=== Challenge ===
What follows are records. Restate all of them word for word.
-- START Records for the task --
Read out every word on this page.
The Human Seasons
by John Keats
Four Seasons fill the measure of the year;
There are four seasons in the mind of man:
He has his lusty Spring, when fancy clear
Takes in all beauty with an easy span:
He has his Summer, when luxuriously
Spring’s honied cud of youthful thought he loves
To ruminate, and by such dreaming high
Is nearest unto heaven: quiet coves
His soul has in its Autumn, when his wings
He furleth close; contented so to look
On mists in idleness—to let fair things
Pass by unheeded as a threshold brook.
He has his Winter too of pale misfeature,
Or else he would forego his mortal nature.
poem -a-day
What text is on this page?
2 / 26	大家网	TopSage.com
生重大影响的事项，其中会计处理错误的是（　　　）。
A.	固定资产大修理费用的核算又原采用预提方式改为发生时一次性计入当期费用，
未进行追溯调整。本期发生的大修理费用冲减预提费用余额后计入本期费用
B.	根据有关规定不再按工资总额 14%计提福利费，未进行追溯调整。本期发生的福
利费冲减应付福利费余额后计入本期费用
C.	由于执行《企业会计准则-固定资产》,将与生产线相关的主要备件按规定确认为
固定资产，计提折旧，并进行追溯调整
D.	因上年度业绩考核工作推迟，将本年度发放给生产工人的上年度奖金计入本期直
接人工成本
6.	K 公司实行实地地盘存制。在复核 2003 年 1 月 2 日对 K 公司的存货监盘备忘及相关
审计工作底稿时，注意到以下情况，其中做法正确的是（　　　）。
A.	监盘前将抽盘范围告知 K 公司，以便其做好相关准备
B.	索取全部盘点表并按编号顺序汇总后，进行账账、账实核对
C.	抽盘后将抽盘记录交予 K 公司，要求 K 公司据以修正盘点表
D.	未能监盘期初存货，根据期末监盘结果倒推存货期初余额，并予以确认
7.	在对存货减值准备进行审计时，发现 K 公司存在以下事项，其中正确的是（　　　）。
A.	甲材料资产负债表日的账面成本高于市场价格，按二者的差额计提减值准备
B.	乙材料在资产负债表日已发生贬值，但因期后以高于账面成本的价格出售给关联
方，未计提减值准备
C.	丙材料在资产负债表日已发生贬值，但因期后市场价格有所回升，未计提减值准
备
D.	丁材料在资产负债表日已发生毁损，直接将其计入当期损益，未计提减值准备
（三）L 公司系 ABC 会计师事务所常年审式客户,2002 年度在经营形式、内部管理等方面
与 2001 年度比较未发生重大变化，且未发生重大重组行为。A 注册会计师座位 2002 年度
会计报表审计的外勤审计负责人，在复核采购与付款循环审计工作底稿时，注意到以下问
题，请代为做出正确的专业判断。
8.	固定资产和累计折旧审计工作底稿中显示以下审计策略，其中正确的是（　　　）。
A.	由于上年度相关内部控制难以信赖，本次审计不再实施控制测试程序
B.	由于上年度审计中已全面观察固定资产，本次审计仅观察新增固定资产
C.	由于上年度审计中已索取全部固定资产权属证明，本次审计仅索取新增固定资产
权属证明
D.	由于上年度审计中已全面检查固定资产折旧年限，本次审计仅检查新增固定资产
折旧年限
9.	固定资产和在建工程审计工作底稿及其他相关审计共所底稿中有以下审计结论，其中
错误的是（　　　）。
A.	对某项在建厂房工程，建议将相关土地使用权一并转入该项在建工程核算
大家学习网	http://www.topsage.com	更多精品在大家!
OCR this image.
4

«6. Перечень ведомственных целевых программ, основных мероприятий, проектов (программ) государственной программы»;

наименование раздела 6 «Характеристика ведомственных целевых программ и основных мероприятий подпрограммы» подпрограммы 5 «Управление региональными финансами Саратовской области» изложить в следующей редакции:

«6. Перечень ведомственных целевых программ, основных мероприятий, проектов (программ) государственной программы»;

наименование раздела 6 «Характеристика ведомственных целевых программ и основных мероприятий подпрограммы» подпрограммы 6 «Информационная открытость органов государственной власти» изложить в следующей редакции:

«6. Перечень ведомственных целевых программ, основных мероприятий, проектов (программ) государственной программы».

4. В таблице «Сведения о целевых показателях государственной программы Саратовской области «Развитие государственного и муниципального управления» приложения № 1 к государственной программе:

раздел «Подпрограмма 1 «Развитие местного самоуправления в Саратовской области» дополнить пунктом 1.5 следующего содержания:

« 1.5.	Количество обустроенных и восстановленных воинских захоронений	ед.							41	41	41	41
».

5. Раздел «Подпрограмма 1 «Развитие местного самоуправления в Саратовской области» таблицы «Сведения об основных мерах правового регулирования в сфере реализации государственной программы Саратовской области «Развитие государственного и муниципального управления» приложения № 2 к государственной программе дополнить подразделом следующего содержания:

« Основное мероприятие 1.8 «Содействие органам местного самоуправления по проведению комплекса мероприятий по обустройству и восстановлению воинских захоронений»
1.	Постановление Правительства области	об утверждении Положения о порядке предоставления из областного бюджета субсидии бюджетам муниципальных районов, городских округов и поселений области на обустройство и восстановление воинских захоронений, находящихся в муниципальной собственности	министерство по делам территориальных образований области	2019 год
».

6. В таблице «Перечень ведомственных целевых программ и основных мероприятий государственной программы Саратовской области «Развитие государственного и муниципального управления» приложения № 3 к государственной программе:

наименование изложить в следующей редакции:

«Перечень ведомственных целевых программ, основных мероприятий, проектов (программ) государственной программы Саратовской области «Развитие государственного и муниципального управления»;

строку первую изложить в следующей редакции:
-- END Records for the task --
=== Answer to this problem ===
Read out every word on this page.
The Human Seasons
by John Keats
Four Seasons fill the measure of the year;
There are four seasons in the mind of man:
He has his lusty Spring, when fancy clear
Takes in all beauty with an easy span:
He has his Summer, when luxuriously
Spring’s honied cud of youthful thought he loves
To ruminate, and by such dreaming high
Is nearest unto heaven: quiet coves
His soul has in its Autumn, when his wings
He furleth close; contented so to look
On mists in idleness—to let fair things
Pass by unheeded as a threshold brook.
He has his Winter too of pale misfeature,
Or else he would forego his mortal nature.
poem -a-day
What text is on this page?
2 / 26	大家网	TopSage.com
生重大影响的事项，其中会计处理错误的是（　　　）。
A.	固定资产大修理费用的核算又原采用预提方式改为发生时一次性计入当期费用，
未进行追溯调整。本期发生的大修理费用冲减预提费用余额后计入本期费用
B.	根据有关规定不再按工资总额 14%计提福利费，未进行追溯调整。本期发生的福
利费冲减应付福利费余额后计入本期费用
C.	由于执行《企业会计准则-固定资产》,将与生产线相关的主要备件按规定确认为
固定资产，计提折旧，并进行追溯调整
D.	因上年度业绩考核工作推迟，将本年度发放给生产工人的上年度奖金计入本期直
接人工成本
6.	K 公司实行实地地盘存制。在复核 2003 年 1 月 2 日对 K 公司的存货监盘备忘及相关
审计工作底稿时，注意到以下情况，其中做法正确的是（　　　）。
A.	监盘前将抽盘范围告知 K 公司，以便其做好相关准备
B.	索取全部盘点表并按编号顺序汇总后，进行账账、账实核对
C.	抽盘后将抽盘记录交予 K 公司，要求 K 公司据以修正盘点表
D.	未能监盘期初存货，根据期末监盘结果倒推存货期初余额，并予以确认
7.	在对存货减值准备进行审计时，发现 K 公司存在以下事项，其中正确的是（　　　）。
A.	甲材料资产负债表日的账面成本高于市场价格，按二者的差额计提减值准备
B.	乙材料在资产负债表日已发生贬值，但因期后以高于账面成本的价格出售给关联
方，未计提减值准备
C.	丙材料在资产负债表日已发生贬值，但因期后市场价格有所回升，未计提减值准
备
D.	丁材料在资产负债表日已发生毁损，直接将其计入当期损益，未计提减值准备
（三）L 公司系 ABC 会计师事务所常年审式客户,2002 年度在经营形式、内部管理等方面
与 2001 年度比较未发生重大变化，且未发生重大重组行为。A 注册会计师座位 2002 年度
会计报表审计的外勤审计负责人，在复核采购与付款循环审计工作底稿时，注意到以下问
题，请代为做出正确的专业判断。
8.	固定资产和累计折旧审计工作底稿中显示以下审计策略，其中正确的是（　　　）。
A.	由于上年度相关内部控制难以信赖，本次审计不再实施控制测试程序
B.	由于上年度审计中已全面观察固定资产，本次审计仅观察新增固定资产
C.	由于上年度审计中已索取全部固定资产权属证明，本次审计仅索取新增固定资产
权属证明
D.	由于上年度审计中已全面检查固定资产折旧年限，本次审计仅检查新增固定资产
折旧年限
9.	固定资产和在建工程审计工作底稿及其他相关审计共所底稿中有以下审计结论，其中
错误的是（　　　）。
A.	对某项在建厂房工程，建议将相关土地使用权一并转入该项在建工程核算
大家学习网	http://www.topsage.com	更多精品在大家!
OCR this image.
4

«6. Перечень ведомственных целевых программ, основных мероприятий, проектов (программ) государственной программы»;

наименование раздела 6 «Характеристика ведомственных целевых программ и основных мероприятий подпрограммы» подпрограммы 5 «Управление региональными финансами Саратовской области» изложить в следующей редакции:

«6. Перечень ведомственных целевых программ, основных мероприятий, проектов (программ) государственной программы»;

наименование раздела 6 «Характеристика ведомственных целевых программ и основных мероприятий подпрограммы» подпрограммы 6 «Информационная открытость органов государственной власти» изложить в следующей редакции:

«6. Перечень ведомственных целевых программ, основных мероприятий, проектов (программ) государственной программы».

4. В таблице «Сведения о целевых показателях государственной программы Саратовской области «Развитие государственного и муниципального управления» приложения № 1 к государственной программе:

раздел «Подпрограмма 1 «Развитие местного самоуправления в Саратовской области» дополнить пунктом 1.5 следующего содержания:

« 1.5.	Количество обустроенных и восстановленных воинских захоронений	ед.							41	41	41	41
».

5. Раздел «Подпрограмма 1 «Развитие местного самоуправления в Саратовской области» таблицы «Сведения об основных мерах правового регулирования в сфере реализации государственной программы Саратовской области «Развитие государственного и муниципального управления» приложения № 2 к государственной программе дополнить подразделом следующего содержания:

« Основное мероприятие 1.8 «Содействие органам местного самоуправления по проведению комплекса мероприятий по обустройству и восстановлению воинских захоронений»
1.	Постановление Правительства области	об утверждении Положения о порядке предоставления из областного бюджета субсидии бюджетам муниципальных районов, городских округов и поселений области на обустройство и восстановление воинских захоронений, находящихся в муниципальной собственности	министерство по делам территориальных образований области	2019 год
».

6. В таблице «Перечень ведомственных целевых программ и основных мероприятий государственной программы Саратовской области «Развитие государственного и муниципального управления» приложения № 3 к государственной программе:

наименование изложить в следующей редакции:

«Перечень ведомственных целевых программ, основных мероприятий, проектов (программ) государственной программы Саратовской области «Развитие государственного и муниципального управления»;

строку первую изложить в следующей редакции:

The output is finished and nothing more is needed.